● RECORDS PROVIDED
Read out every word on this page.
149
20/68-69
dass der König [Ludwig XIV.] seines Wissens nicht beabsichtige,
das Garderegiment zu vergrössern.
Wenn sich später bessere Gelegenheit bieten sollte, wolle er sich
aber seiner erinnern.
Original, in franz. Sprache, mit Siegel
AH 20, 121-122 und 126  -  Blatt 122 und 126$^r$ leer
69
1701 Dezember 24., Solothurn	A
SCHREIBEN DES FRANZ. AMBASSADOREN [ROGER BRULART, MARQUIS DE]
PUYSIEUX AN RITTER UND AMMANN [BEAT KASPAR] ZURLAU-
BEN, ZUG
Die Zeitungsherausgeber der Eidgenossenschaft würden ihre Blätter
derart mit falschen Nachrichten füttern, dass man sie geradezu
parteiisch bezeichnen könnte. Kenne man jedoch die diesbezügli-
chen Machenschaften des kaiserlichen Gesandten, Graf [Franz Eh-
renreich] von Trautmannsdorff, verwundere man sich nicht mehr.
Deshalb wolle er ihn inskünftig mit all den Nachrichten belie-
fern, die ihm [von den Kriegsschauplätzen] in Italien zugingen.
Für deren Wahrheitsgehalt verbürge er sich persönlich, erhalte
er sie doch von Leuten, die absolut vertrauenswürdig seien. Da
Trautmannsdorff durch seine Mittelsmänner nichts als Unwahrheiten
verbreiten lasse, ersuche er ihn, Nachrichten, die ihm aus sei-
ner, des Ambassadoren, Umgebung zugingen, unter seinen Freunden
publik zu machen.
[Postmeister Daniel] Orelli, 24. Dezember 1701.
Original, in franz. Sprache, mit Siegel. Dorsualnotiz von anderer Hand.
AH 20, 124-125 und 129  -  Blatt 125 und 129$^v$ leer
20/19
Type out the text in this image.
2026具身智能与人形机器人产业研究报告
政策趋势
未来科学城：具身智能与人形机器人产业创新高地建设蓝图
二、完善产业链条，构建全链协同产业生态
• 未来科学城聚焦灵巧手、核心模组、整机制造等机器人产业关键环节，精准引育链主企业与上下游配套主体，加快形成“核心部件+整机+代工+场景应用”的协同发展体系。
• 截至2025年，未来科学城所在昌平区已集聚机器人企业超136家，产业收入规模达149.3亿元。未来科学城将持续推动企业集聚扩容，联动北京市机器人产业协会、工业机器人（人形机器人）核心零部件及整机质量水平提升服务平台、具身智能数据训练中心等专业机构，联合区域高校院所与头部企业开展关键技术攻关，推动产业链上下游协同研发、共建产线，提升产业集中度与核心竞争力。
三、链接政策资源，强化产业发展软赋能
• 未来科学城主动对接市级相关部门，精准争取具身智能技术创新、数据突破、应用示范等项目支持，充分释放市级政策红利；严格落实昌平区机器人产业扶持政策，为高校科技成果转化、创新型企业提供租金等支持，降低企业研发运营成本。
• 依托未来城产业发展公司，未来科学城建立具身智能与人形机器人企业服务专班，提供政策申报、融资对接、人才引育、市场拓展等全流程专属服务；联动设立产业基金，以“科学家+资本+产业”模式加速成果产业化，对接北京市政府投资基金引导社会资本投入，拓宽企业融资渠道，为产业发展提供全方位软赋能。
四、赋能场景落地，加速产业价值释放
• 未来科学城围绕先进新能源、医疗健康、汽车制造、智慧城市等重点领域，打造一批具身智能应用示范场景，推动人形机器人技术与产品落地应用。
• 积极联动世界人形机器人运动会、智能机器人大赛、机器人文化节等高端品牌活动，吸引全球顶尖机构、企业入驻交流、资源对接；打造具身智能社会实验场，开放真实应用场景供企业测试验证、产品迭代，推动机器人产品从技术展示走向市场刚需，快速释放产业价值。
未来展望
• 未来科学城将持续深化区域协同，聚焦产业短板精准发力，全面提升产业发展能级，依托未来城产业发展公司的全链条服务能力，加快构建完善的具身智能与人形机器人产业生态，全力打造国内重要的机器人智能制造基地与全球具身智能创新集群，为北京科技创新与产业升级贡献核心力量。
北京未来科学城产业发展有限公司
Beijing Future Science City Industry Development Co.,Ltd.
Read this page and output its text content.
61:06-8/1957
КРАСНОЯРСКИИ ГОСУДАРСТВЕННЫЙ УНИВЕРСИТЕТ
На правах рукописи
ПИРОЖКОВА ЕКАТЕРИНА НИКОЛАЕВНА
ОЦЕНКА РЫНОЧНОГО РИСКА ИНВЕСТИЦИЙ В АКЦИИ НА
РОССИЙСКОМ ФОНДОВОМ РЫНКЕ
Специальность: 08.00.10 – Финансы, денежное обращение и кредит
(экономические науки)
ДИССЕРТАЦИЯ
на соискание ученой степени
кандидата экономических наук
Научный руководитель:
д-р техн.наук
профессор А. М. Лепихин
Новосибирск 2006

● PROBLEM DESCRIPTION
Write out the entries above word for word.

● THE RESULT
Read out every word on this page.
149
20/68-69
dass der König [Ludwig XIV.] seines Wissens nicht beabsichtige,
das Garderegiment zu vergrössern.
Wenn sich später bessere Gelegenheit bieten sollte, wolle er sich
aber seiner erinnern.
Original, in franz. Sprache, mit Siegel
AH 20, 121-122 und 126  -  Blatt 122 und 126$^r$ leer
69
1701 Dezember 24., Solothurn	A
SCHREIBEN DES FRANZ. AMBASSADOREN [ROGER BRULART, MARQUIS DE]
PUYSIEUX AN RITTER UND AMMANN [BEAT KASPAR] ZURLAU-
BEN, ZUG
Die Zeitungsherausgeber der Eidgenossenschaft würden ihre Blätter
derart mit falschen Nachrichten füttern, dass man sie geradezu
parteiisch bezeichnen könnte. Kenne man jedoch die diesbezügli-
chen Machenschaften des kaiserlichen Gesandten, Graf [Franz Eh-
renreich] von Trautmannsdorff, verwundere man sich nicht mehr.
Deshalb wolle er ihn inskünftig mit all den Nachrichten belie-
fern, die ihm [von den Kriegsschauplätzen] in Italien zugingen.
Für deren Wahrheitsgehalt verbürge er sich persönlich, erhalte
er sie doch von Leuten, die absolut vertrauenswürdig seien. Da
Trautmannsdorff durch seine Mittelsmänner nichts als Unwahrheiten
verbreiten lasse, ersuche er ihn, Nachrichten, die ihm aus sei-
ner, des Ambassadoren, Umgebung zugingen, unter seinen Freunden
publik zu machen.
[Postmeister Daniel] Orelli, 24. Dezember 1701.
Original, in franz. Sprache, mit Siegel. Dorsualnotiz von anderer Hand.
AH 20, 124-125 und 129  -  Blatt 125 und 129$^v$ leer
20/19
Type out the text in this image.
2026具身智能与人形机器人产业研究报告
政策趋势
未来科学城：具身智能与人形机器人产业创新高地建设蓝图
二、完善产业链条，构建全链协同产业生态
• 未来科学城聚焦灵巧手、核心模组、整机制造等机器人产业关键环节，精准引育链主企业与上下游配套主体，加快形成“核心部件+整机+代工+场景应用”的协同发展体系。
• 截至2025年，未来科学城所在昌平区已集聚机器人企业超136家，产业收入规模达149.3亿元。未来科学城将持续推动企业集聚扩容，联动北京市机器人产业协会、工业机器人（人形机器人）核心零部件及整机质量水平提升服务平台、具身智能数据训练中心等专业机构，联合区域高校院所与头部企业开展关键技术攻关，推动产业链上下游协同研发、共建产线，提升产业集中度与核心竞争力。
三、链接政策资源，强化产业发展软赋能
• 未来科学城主动对接市级相关部门，精准争取具身智能技术创新、数据突破、应用示范等项目支持，充分释放市级政策红利；严格落实昌平区机器人产业扶持政策，为高校科技成果转化、创新型企业提供租金等支持，降低企业研发运营成本。
• 依托未来城产业发展公司，未来科学城建立具身智能与人形机器人企业服务专班，提供政策申报、融资对接、人才引育、市场拓展等全流程专属服务；联动设立产业基金，以“科学家+资本+产业”模式加速成果产业化，对接北京市政府投资基金引导社会资本投入，拓宽企业融资渠道，为产业发展提供全方位软赋能。
四、赋能场景落地，加速产业价值释放
• 未来科学城围绕先进新能源、医疗健康、汽车制造、智慧城市等重点领域，打造一批具身智能应用示范场景，推动人形机器人技术与产品落地应用。
• 积极联动世界人形机器人运动会、智能机器人大赛、机器人文化节等高端品牌活动，吸引全球顶尖机构、企业入驻交流、资源对接；打造具身智能社会实验场，开放真实应用场景供企业测试验证、产品迭代，推动机器人产品从技术展示走向市场刚需，快速释放产业价值。
未来展望
• 未来科学城将持续深化区域协同，聚焦产业短板精准发力，全面提升产业发展能级，依托未来城产业发展公司的全链条服务能力，加快构建完善的具身智能与人形机器人产业生态，全力打造国内重要的机器人智能制造基地与全球具身智能创新集群，为北京科技创新与产业升级贡献核心力量。
北京未来科学城产业发展有限公司
Beijing Future Science City Industry Development Co.,Ltd.
Read this page and output its text content.
61:06-8/1957
КРАСНОЯРСКИИ ГОСУДАРСТВЕННЫЙ УНИВЕРСИТЕТ
На правах рукописи
ПИРОЖКОВА ЕКАТЕРИНА НИКОЛАЕВНА
ОЦЕНКА РЫНОЧНОГО РИСКА ИНВЕСТИЦИЙ В АКЦИИ НА
РОССИЙСКОМ ФОНДОВОМ РЫНКЕ
Специальность: 08.00.10 – Финансы, денежное обращение и кредит
(экономические науки)
ДИССЕРТАЦИЯ
на соискание ученой степени
кандидата экономических наук
Научный руководитель:
д-р техн.наук
профессор А. М. Лепихин
Новосибирск 2006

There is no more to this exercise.